Input rows:
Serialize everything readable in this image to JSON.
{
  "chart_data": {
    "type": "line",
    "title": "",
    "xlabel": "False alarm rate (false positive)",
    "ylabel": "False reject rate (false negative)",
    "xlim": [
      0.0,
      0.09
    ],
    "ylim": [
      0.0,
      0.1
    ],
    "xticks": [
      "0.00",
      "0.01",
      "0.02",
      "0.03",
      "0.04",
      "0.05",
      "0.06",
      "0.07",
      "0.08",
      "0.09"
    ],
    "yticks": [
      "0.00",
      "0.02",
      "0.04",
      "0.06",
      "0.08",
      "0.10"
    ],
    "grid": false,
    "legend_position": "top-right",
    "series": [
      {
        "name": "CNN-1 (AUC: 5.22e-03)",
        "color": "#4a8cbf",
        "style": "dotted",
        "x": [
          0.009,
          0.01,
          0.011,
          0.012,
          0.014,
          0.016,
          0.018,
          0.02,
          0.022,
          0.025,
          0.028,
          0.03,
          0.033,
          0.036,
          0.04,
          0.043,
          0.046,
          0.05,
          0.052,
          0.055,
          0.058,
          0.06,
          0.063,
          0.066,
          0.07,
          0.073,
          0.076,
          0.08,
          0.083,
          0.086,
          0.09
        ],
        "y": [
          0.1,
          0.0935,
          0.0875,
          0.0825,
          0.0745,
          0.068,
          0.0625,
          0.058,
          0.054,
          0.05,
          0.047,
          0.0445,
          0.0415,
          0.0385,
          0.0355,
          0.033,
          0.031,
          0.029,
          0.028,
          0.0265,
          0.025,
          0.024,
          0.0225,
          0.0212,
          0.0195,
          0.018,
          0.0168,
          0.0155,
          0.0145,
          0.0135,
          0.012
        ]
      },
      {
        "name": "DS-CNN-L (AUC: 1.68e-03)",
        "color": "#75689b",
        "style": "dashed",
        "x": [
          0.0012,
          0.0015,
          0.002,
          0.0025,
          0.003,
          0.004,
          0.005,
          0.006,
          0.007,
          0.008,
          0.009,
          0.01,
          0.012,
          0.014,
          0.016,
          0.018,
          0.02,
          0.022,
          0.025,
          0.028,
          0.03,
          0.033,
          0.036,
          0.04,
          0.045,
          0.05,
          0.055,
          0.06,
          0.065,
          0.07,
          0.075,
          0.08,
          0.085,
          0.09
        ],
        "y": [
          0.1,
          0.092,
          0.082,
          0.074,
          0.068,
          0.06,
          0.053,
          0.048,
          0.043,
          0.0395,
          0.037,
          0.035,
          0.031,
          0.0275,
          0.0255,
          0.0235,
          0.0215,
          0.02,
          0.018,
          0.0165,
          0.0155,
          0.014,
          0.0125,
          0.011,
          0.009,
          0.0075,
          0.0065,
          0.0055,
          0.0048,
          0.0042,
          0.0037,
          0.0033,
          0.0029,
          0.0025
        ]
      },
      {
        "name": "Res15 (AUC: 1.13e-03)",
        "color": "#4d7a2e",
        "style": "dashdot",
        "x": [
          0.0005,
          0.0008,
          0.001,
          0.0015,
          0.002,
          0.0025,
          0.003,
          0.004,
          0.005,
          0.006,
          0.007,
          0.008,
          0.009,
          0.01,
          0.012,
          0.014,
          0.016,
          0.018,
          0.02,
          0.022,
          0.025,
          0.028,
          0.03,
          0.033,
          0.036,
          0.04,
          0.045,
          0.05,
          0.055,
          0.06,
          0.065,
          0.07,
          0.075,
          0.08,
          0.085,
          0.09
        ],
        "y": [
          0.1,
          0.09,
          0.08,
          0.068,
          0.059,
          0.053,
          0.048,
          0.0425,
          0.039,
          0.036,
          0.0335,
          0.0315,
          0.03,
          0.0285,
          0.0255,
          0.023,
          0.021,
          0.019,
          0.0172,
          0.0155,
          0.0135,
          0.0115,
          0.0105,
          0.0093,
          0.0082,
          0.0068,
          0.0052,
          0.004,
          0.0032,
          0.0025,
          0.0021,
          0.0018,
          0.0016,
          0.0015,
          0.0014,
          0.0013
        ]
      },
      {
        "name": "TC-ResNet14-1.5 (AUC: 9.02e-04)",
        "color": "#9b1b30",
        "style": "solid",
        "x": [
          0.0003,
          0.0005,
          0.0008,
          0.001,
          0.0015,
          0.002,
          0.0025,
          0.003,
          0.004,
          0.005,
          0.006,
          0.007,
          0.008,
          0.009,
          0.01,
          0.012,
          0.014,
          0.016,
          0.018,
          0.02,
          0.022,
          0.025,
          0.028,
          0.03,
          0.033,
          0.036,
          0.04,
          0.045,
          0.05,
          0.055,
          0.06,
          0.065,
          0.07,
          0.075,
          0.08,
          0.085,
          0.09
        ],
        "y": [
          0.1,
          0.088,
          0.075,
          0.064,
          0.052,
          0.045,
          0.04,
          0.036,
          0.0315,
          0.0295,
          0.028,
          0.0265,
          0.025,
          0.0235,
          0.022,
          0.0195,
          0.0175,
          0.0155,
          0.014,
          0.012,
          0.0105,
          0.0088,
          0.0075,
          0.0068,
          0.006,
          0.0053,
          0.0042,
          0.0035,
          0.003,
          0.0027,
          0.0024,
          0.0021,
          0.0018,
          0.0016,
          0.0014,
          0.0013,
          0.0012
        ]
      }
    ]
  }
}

--

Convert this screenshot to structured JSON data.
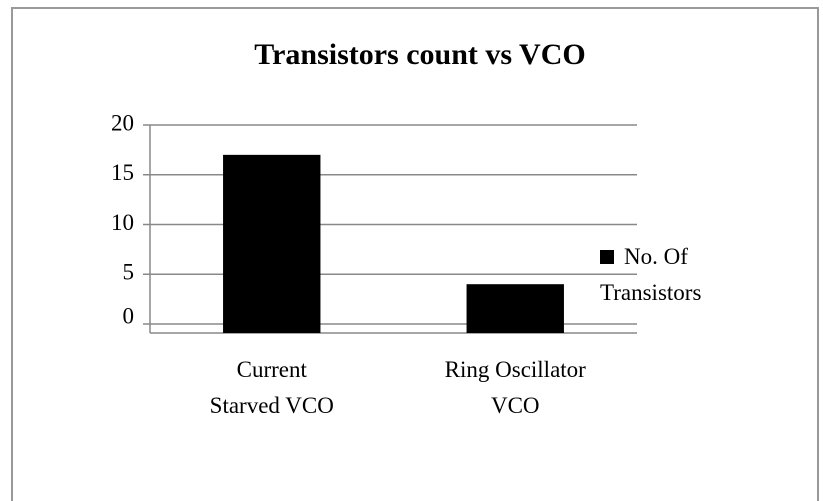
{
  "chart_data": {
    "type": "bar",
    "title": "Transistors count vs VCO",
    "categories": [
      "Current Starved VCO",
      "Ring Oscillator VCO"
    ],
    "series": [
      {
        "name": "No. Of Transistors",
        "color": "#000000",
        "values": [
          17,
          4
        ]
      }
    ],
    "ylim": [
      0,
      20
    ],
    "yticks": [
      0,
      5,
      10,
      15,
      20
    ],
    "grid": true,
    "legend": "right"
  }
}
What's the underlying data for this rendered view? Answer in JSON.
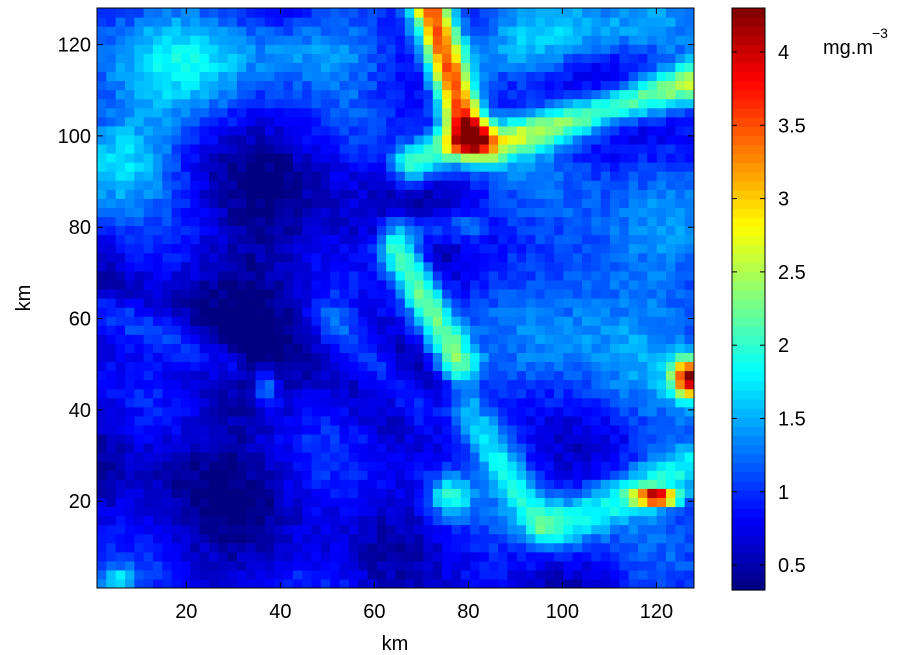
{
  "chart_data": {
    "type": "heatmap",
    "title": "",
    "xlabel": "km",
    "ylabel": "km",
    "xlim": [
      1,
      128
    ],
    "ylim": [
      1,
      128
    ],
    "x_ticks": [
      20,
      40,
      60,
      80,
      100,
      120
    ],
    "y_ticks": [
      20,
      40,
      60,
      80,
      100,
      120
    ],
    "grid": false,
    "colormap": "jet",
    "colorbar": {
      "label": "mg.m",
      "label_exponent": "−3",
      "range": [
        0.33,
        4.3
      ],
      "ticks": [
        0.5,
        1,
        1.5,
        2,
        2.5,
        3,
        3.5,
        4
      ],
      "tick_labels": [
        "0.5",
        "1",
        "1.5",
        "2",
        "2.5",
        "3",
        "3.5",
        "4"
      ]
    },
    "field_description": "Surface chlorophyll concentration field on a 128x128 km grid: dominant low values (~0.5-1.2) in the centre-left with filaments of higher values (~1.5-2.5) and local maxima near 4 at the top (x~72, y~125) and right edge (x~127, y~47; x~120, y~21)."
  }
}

Task requirements: Report how many lines above hold the string "false", giving nothing but the number.

Output for this exercise: 4